Only the number is needed: how many lines of the records include "xlabel"?

[Start Provided entries]

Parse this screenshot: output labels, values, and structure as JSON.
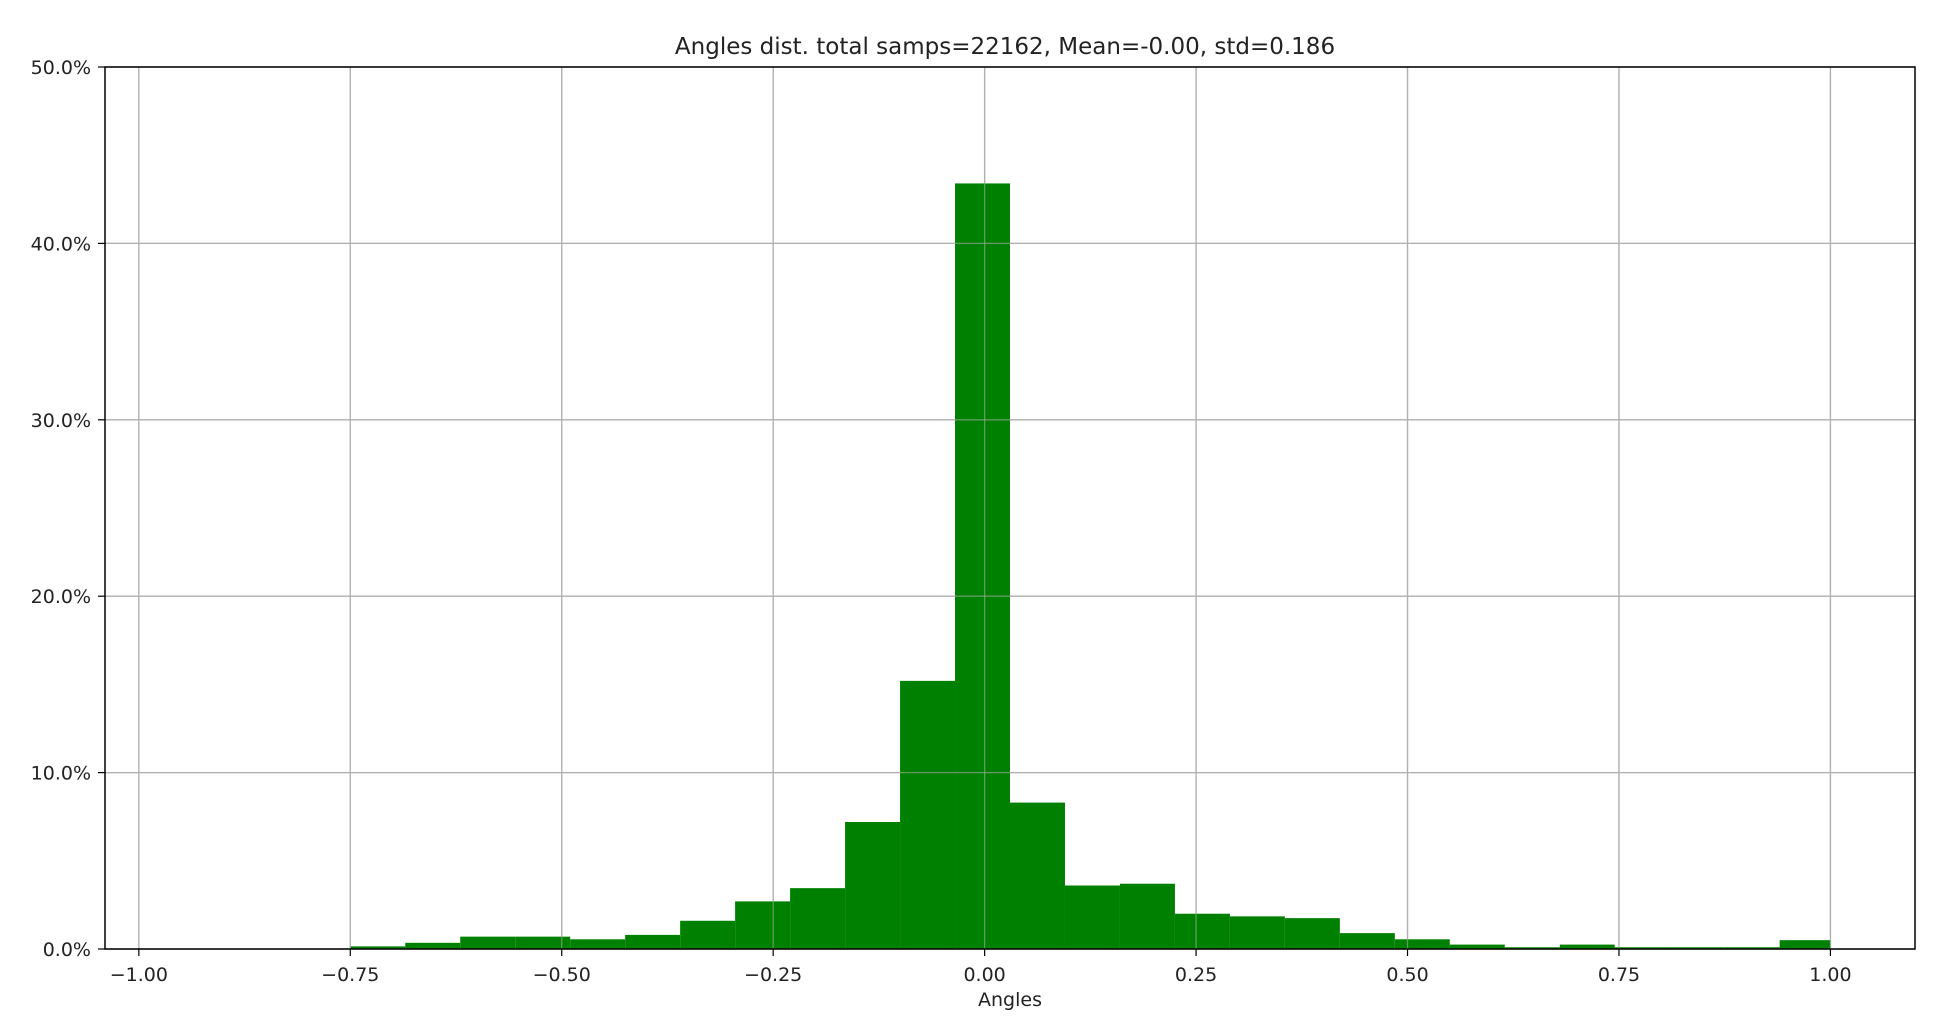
{
  "chart_data": {
    "type": "bar",
    "title": "Angles dist. total samps=22162, Mean=-0.00, std=0.186",
    "xlabel": "Angles",
    "ylabel": "",
    "xlim": [
      -1.04,
      1.1
    ],
    "ylim": [
      0,
      50
    ],
    "grid": true,
    "bar_color": "#008000",
    "bin_edges": [
      -0.75,
      -0.685,
      -0.62,
      -0.555,
      -0.49,
      -0.425,
      -0.36,
      -0.295,
      -0.23,
      -0.165,
      -0.1,
      -0.035,
      0.03,
      0.095,
      0.16,
      0.225,
      0.29,
      0.355,
      0.42,
      0.485,
      0.55,
      0.615,
      0.68,
      0.745,
      0.81,
      0.875,
      0.94,
      1.0
    ],
    "values": [
      0.15,
      0.35,
      0.7,
      0.7,
      0.55,
      0.8,
      1.6,
      2.7,
      3.45,
      7.2,
      15.2,
      43.4,
      8.3,
      3.6,
      3.7,
      2.0,
      1.85,
      1.75,
      0.9,
      0.55,
      0.25,
      0.1,
      0.25,
      0.1,
      0.1,
      0.1,
      0.5
    ],
    "x_ticks": [
      -1.0,
      -0.75,
      -0.5,
      -0.25,
      0.0,
      0.25,
      0.5,
      0.75,
      1.0
    ],
    "x_tick_labels": [
      "−1.00",
      "−0.75",
      "−0.50",
      "−0.25",
      "0.00",
      "0.25",
      "0.50",
      "0.75",
      "1.00"
    ],
    "y_ticks": [
      0,
      10,
      20,
      30,
      40,
      50
    ],
    "y_tick_labels": [
      "0.0%",
      "10.0%",
      "20.0%",
      "30.0%",
      "40.0%",
      "50.0%"
    ]
  }
}
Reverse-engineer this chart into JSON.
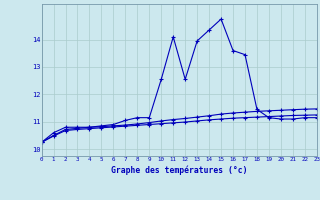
{
  "xlabel": "Graphe des températures (°c)",
  "background_color": "#cce8ee",
  "grid_color": "#aacccc",
  "line_color": "#0000bb",
  "x_ticks": [
    0,
    1,
    2,
    3,
    4,
    5,
    6,
    7,
    8,
    9,
    10,
    11,
    12,
    13,
    14,
    15,
    16,
    17,
    18,
    19,
    20,
    21,
    22,
    23
  ],
  "ylim": [
    9.75,
    15.3
  ],
  "xlim": [
    0,
    23
  ],
  "yticks": [
    10,
    11,
    12,
    13,
    14
  ],
  "series": {
    "line1": {
      "x": [
        0,
        1,
        2,
        3,
        4,
        5,
        6,
        7,
        8,
        9,
        10,
        11,
        12,
        13,
        14,
        15,
        16,
        17,
        18,
        19,
        20,
        21,
        22,
        23
      ],
      "y": [
        10.25,
        10.6,
        10.8,
        10.8,
        10.8,
        10.85,
        10.9,
        11.05,
        11.15,
        11.15,
        12.55,
        14.1,
        12.55,
        13.95,
        14.35,
        14.75,
        13.6,
        13.45,
        11.45,
        11.15,
        11.1,
        11.1,
        11.15,
        11.15
      ]
    },
    "line2": {
      "x": [
        0,
        1,
        2,
        3,
        4,
        5,
        6,
        7,
        8,
        9,
        10,
        11,
        12,
        13,
        14,
        15,
        16,
        17,
        18,
        19,
        20,
        21,
        22,
        23
      ],
      "y": [
        10.25,
        10.5,
        10.72,
        10.76,
        10.8,
        10.82,
        10.85,
        10.88,
        10.92,
        10.97,
        11.03,
        11.08,
        11.12,
        11.17,
        11.22,
        11.28,
        11.32,
        11.35,
        11.38,
        11.4,
        11.42,
        11.44,
        11.46,
        11.47
      ]
    },
    "line3": {
      "x": [
        0,
        1,
        2,
        3,
        4,
        5,
        6,
        7,
        8,
        9,
        10,
        11,
        12,
        13,
        14,
        15,
        16,
        17,
        18,
        19,
        20,
        21,
        22,
        23
      ],
      "y": [
        10.25,
        10.48,
        10.68,
        10.72,
        10.75,
        10.78,
        10.81,
        10.84,
        10.87,
        10.9,
        10.93,
        10.96,
        10.99,
        11.03,
        11.07,
        11.1,
        11.13,
        11.15,
        11.17,
        11.19,
        11.21,
        11.23,
        11.24,
        11.25
      ]
    }
  }
}
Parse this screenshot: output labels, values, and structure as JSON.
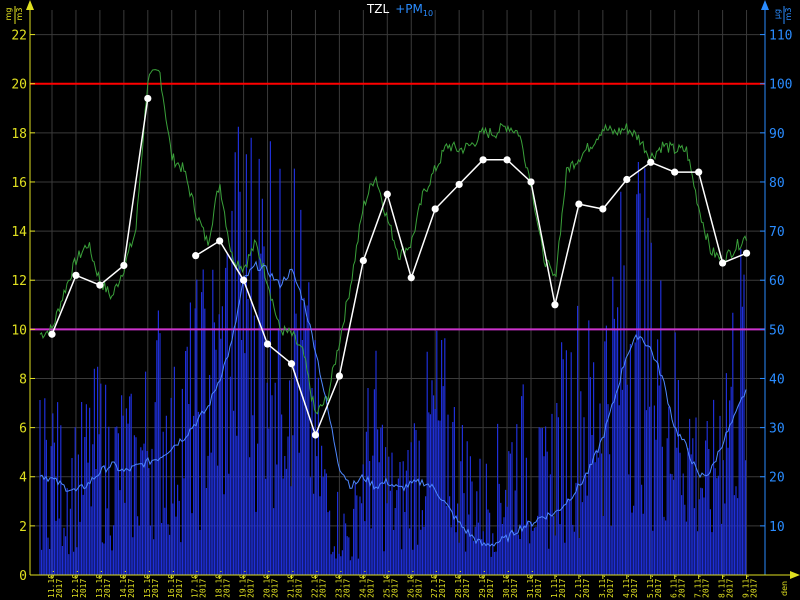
{
  "title": {
    "main": "TZL",
    "secondary": "+PM",
    "secondary_sub": "10"
  },
  "colors": {
    "background": "#000000",
    "grid": "#3a3a3a",
    "left_axis": "#e0e020",
    "right_axis": "#2a8cff",
    "limit_red": "#ff0000",
    "limit_magenta": "#cc33cc",
    "tzl_raw": "#3aa03a",
    "tzl_daily": "#ffffff",
    "pm10_raw": "#1f2fd6",
    "pm10_avg": "#4f88ff"
  },
  "chart_data": {
    "type": "line",
    "left_axis": {
      "unit_num": "mg",
      "unit_den": "m3",
      "ylim": [
        0,
        23
      ],
      "ticks": [
        0,
        2,
        4,
        6,
        8,
        10,
        12,
        14,
        16,
        18,
        20,
        22
      ]
    },
    "right_axis": {
      "unit_num": "µg",
      "unit_den": "m3",
      "ylim": [
        0,
        115
      ],
      "ticks": [
        10,
        20,
        30,
        40,
        50,
        60,
        70,
        80,
        90,
        100,
        110
      ]
    },
    "x_unit": "den",
    "x_ticks": [
      "11.10. 2017",
      "12.10. 2017",
      "13.10. 2017",
      "14.10. 2017",
      "15.10. 2017",
      "16.10. 2017",
      "17.10. 2017",
      "18.10. 2017",
      "19.10. 2017",
      "20.10. 2017",
      "21.10. 2017",
      "22.10. 2017",
      "23.10. 2017",
      "24.10. 2017",
      "25.10. 2017",
      "26.10. 2017",
      "27.10. 2017",
      "28.10. 2017",
      "29.10. 2017",
      "30.10. 2017",
      "31.10. 2017",
      "1.11. 2017",
      "2.11. 2017",
      "3.11. 2017",
      "4.11. 2017",
      "5.11. 2017",
      "6.11. 2017",
      "7.11. 2017",
      "8.11. 2017",
      "9.11. 2017"
    ],
    "limits": [
      {
        "axis": "left",
        "value": 20,
        "color": "#ff0000"
      },
      {
        "axis": "left",
        "value": 10,
        "color": "#cc33cc"
      }
    ],
    "grid": true,
    "series": [
      {
        "name": "TZL",
        "axis": "left",
        "style": "line-markers",
        "x": [
          0,
          1,
          2,
          3,
          4,
          6,
          7,
          8,
          9,
          10,
          11,
          12,
          13,
          14,
          15,
          16,
          17,
          18,
          19,
          20,
          21,
          22,
          23,
          24,
          25,
          26,
          27,
          28,
          29
        ],
        "values": [
          9.8,
          12.2,
          11.8,
          12.6,
          19.4,
          13.0,
          13.6,
          12.0,
          9.4,
          8.6,
          5.7,
          8.1,
          12.8,
          15.5,
          12.1,
          14.9,
          15.9,
          16.9,
          16.9,
          16.0,
          11.0,
          15.1,
          14.9,
          16.1,
          16.8,
          16.4,
          16.4,
          12.7,
          13.1
        ]
      },
      {
        "name": "TZL raw",
        "axis": "left",
        "style": "noisy-line",
        "x": [
          -0.5,
          0,
          0.5,
          1,
          1.5,
          2,
          2.5,
          3,
          3.5,
          4,
          4.5,
          5,
          5.5,
          6,
          6.5,
          7,
          7.5,
          8,
          8.5,
          9,
          9.5,
          10,
          10.5,
          11,
          11.5,
          12,
          12.5,
          13,
          13.5,
          14,
          14.5,
          15,
          15.5,
          16,
          16.5,
          17,
          17.5,
          18,
          18.5,
          19,
          19.5,
          20,
          20.5,
          21,
          21.5,
          22,
          22.5,
          23,
          23.5,
          24,
          24.5,
          25,
          25.5,
          26,
          26.5,
          27,
          27.5,
          28,
          28.5,
          29
        ],
        "values": [
          9.8,
          10.0,
          11.5,
          12.8,
          13.5,
          12.0,
          11.3,
          12.5,
          14.0,
          20.2,
          20.5,
          17.0,
          16.5,
          14.8,
          13.5,
          16.0,
          13.0,
          12.5,
          13.5,
          12.0,
          10.0,
          9.8,
          9.0,
          6.5,
          7.2,
          9.5,
          12.0,
          15.0,
          16.3,
          14.5,
          13.0,
          13.5,
          15.5,
          16.5,
          17.5,
          17.3,
          17.5,
          18.0,
          18.0,
          18.3,
          18.0,
          16.0,
          13.0,
          12.0,
          16.5,
          17.0,
          17.5,
          18.2,
          18.0,
          18.2,
          17.8,
          17.0,
          17.5,
          17.3,
          17.3,
          15.0,
          13.2,
          12.8,
          13.3,
          13.8
        ]
      },
      {
        "name": "PM10",
        "axis": "right",
        "style": "line",
        "x": [
          -0.5,
          0,
          0.5,
          1,
          1.5,
          2,
          2.5,
          3,
          3.5,
          4,
          4.5,
          5,
          5.5,
          6,
          6.5,
          7,
          7.5,
          8,
          8.5,
          9,
          9.5,
          10,
          10.5,
          11,
          11.5,
          12,
          12.5,
          13,
          13.5,
          14,
          14.5,
          15,
          15.5,
          16,
          16.5,
          17,
          17.5,
          18,
          18.5,
          19,
          19.5,
          20,
          20.5,
          21,
          21.5,
          22,
          22.5,
          23,
          23.5,
          24,
          24.5,
          25,
          25.5,
          26,
          26.5,
          27,
          27.5,
          28,
          28.5,
          29
        ],
        "values": [
          20.5,
          19.5,
          18.0,
          17.0,
          18.5,
          21.0,
          22.5,
          21.0,
          22.0,
          23.0,
          24.0,
          26.0,
          28.0,
          31.0,
          34.0,
          40.0,
          47.0,
          60.0,
          63.0,
          62.0,
          59.0,
          62.0,
          56.0,
          46.0,
          34.0,
          22.0,
          18.0,
          20.0,
          18.0,
          19.0,
          17.5,
          18.5,
          19.0,
          17.5,
          14.0,
          10.5,
          8.0,
          6.0,
          6.5,
          7.5,
          9.5,
          10.5,
          12.0,
          12.5,
          15.0,
          18.0,
          22.0,
          28.0,
          36.0,
          45.0,
          49.0,
          46.0,
          40.0,
          30.0,
          26.0,
          20.0,
          21.0,
          27.0,
          32.0,
          38.0
        ]
      },
      {
        "name": "PM10 raw",
        "axis": "right",
        "style": "noisy-bars",
        "x": [
          -0.5,
          0,
          0.5,
          1,
          1.5,
          2,
          2.5,
          3,
          3.5,
          4,
          4.5,
          5,
          5.5,
          6,
          6.5,
          7,
          7.5,
          8,
          8.5,
          9,
          9.5,
          10,
          10.5,
          11,
          11.5,
          12,
          12.5,
          13,
          13.5,
          14,
          14.5,
          15,
          15.5,
          16,
          16.5,
          17,
          17.5,
          18,
          18.5,
          19,
          19.5,
          20,
          20.5,
          21,
          21.5,
          22,
          22.5,
          23,
          23.5,
          24,
          24.5,
          25,
          25.5,
          26,
          26.5,
          27,
          27.5,
          28,
          28.5,
          29
        ],
        "values": [
          30,
          35,
          25,
          28,
          32,
          38,
          30,
          35,
          30,
          40,
          50,
          35,
          45,
          50,
          60,
          55,
          75,
          85,
          80,
          90,
          70,
          85,
          60,
          40,
          20,
          15,
          10,
          30,
          40,
          25,
          20,
          30,
          35,
          45,
          40,
          30,
          25,
          20,
          25,
          30,
          35,
          30,
          25,
          35,
          45,
          50,
          45,
          55,
          60,
          75,
          80,
          60,
          55,
          45,
          40,
          30,
          25,
          45,
          55,
          65
        ]
      }
    ]
  }
}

[End Provided entries]

* _Task output_: 2